◆ Your goal:
Write only the number of lines in the records beneath that hold "title".

◆ Data provided:
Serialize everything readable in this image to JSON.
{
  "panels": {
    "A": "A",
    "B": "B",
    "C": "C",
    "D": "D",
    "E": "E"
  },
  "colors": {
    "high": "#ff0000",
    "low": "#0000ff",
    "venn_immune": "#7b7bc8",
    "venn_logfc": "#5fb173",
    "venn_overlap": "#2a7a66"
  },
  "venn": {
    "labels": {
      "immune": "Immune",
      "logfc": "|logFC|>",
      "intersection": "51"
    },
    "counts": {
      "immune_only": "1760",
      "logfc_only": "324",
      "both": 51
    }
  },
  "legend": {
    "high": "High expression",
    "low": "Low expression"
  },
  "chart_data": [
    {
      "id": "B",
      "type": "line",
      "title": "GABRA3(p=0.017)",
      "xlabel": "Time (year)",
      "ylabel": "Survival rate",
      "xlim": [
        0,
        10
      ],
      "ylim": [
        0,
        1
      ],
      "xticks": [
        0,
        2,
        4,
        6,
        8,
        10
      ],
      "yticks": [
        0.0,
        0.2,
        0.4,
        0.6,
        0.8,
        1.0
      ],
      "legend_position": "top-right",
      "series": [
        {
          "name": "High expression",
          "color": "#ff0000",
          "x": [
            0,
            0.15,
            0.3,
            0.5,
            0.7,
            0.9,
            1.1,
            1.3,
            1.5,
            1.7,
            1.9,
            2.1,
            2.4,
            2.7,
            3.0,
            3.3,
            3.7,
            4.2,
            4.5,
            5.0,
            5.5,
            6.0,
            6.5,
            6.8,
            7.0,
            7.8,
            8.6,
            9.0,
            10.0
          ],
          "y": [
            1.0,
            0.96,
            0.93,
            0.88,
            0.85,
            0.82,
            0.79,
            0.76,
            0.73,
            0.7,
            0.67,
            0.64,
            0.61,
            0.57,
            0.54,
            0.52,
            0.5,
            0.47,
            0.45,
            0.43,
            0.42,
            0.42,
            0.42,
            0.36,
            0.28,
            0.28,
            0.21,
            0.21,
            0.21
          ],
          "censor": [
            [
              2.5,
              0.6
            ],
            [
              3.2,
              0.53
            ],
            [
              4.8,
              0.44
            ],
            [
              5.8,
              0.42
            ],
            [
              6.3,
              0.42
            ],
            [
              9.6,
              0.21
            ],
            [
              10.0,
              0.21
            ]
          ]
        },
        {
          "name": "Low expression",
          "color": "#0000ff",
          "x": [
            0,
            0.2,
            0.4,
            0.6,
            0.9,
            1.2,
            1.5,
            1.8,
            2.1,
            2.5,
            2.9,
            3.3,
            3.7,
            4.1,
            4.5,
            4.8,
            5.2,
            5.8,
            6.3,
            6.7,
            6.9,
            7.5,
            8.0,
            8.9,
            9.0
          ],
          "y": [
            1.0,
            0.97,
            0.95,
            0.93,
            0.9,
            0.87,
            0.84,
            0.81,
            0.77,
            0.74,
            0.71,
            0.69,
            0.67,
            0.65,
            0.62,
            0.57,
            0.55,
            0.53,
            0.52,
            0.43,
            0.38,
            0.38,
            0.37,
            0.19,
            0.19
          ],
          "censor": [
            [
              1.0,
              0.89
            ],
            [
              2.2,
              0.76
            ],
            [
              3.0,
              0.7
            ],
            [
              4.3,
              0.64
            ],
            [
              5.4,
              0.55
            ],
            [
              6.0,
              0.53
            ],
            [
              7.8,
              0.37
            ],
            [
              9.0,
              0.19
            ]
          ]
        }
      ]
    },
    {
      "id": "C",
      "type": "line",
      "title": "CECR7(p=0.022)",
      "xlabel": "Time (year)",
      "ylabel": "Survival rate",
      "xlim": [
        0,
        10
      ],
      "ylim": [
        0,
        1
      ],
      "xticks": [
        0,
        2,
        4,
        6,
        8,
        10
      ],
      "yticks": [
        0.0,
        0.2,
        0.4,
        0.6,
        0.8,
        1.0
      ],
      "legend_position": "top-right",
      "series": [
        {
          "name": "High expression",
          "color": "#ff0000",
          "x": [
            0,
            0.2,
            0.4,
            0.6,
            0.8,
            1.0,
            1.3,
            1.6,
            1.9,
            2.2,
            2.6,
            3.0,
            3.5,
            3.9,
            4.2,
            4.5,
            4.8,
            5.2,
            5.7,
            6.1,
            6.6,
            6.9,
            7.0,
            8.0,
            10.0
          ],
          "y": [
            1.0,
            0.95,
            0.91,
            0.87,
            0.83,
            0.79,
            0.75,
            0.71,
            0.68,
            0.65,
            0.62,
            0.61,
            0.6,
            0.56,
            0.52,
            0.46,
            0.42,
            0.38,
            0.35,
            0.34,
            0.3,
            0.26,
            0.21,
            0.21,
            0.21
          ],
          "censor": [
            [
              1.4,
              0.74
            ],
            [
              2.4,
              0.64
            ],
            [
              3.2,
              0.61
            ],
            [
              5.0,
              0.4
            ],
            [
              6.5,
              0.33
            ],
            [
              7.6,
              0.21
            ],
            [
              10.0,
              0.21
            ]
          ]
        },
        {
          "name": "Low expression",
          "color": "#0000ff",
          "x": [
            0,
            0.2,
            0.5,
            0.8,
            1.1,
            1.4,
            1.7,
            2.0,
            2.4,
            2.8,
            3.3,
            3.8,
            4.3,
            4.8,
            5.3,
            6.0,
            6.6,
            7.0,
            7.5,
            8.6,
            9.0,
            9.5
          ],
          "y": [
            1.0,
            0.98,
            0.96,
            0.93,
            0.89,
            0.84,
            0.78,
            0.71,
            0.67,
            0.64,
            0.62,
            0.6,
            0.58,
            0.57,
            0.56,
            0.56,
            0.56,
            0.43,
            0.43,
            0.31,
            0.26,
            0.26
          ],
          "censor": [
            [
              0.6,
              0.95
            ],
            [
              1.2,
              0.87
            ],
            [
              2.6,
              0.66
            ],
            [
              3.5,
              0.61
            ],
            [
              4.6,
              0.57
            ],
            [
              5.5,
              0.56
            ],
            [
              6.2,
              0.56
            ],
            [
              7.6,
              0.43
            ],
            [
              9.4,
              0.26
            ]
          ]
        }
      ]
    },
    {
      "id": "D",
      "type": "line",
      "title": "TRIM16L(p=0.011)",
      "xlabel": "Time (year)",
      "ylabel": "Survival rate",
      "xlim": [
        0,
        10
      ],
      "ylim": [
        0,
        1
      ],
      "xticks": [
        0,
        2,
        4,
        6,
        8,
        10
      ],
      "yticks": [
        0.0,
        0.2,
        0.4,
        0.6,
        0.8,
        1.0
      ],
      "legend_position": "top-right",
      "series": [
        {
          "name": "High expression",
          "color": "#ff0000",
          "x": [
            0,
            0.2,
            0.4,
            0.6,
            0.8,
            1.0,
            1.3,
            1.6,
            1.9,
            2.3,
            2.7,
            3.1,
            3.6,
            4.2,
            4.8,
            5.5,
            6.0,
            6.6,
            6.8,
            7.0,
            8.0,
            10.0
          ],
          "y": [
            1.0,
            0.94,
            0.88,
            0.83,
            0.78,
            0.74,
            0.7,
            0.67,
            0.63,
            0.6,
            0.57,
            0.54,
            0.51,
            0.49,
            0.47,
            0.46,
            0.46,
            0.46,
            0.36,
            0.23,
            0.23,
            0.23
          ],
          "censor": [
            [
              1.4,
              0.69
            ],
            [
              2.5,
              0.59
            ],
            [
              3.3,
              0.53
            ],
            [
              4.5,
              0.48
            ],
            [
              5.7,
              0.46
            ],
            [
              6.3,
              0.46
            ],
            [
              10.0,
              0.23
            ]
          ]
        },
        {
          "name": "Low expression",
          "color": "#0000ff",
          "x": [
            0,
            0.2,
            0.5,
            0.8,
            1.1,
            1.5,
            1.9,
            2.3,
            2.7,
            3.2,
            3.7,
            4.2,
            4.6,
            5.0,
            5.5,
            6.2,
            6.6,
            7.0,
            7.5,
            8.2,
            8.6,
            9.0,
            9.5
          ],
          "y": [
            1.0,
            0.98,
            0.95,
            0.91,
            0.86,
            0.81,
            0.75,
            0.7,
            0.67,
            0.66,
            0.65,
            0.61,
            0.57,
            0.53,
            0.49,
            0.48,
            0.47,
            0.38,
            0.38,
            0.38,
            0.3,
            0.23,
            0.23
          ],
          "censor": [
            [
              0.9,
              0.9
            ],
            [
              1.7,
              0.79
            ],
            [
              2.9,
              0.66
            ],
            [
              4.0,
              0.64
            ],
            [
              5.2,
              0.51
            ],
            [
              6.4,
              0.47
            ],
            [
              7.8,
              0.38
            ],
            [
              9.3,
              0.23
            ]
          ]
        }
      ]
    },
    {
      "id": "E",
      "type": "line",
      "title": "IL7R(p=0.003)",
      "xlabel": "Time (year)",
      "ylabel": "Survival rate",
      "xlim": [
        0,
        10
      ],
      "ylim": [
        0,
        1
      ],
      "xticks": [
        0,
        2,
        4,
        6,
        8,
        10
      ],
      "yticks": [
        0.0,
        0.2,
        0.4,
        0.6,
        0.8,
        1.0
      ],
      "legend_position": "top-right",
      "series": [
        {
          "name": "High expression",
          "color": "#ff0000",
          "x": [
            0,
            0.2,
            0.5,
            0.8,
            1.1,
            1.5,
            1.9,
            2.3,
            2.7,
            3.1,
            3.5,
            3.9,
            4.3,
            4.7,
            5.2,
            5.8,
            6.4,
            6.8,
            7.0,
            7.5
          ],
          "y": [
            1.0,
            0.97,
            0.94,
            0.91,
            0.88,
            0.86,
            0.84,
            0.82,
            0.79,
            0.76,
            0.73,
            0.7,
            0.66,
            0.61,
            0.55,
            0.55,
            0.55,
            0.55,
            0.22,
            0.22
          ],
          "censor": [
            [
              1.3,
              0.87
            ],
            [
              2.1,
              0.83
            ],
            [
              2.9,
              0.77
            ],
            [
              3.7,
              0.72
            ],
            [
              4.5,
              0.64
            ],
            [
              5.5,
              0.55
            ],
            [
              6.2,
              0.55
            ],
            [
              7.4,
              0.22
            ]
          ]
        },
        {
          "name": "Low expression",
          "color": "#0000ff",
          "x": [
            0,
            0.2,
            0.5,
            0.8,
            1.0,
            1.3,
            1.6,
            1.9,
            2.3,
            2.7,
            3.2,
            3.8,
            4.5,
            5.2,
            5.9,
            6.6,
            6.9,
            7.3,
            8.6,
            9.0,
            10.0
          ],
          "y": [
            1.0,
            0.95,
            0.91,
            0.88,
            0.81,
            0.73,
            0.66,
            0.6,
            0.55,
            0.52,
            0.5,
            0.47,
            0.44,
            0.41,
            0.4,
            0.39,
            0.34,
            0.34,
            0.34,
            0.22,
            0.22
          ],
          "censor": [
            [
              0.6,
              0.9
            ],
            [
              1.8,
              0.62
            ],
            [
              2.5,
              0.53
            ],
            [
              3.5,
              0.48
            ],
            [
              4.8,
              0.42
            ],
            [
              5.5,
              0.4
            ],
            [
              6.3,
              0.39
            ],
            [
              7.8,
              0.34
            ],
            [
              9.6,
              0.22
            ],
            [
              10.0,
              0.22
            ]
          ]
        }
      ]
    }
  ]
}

◆ Task response:
4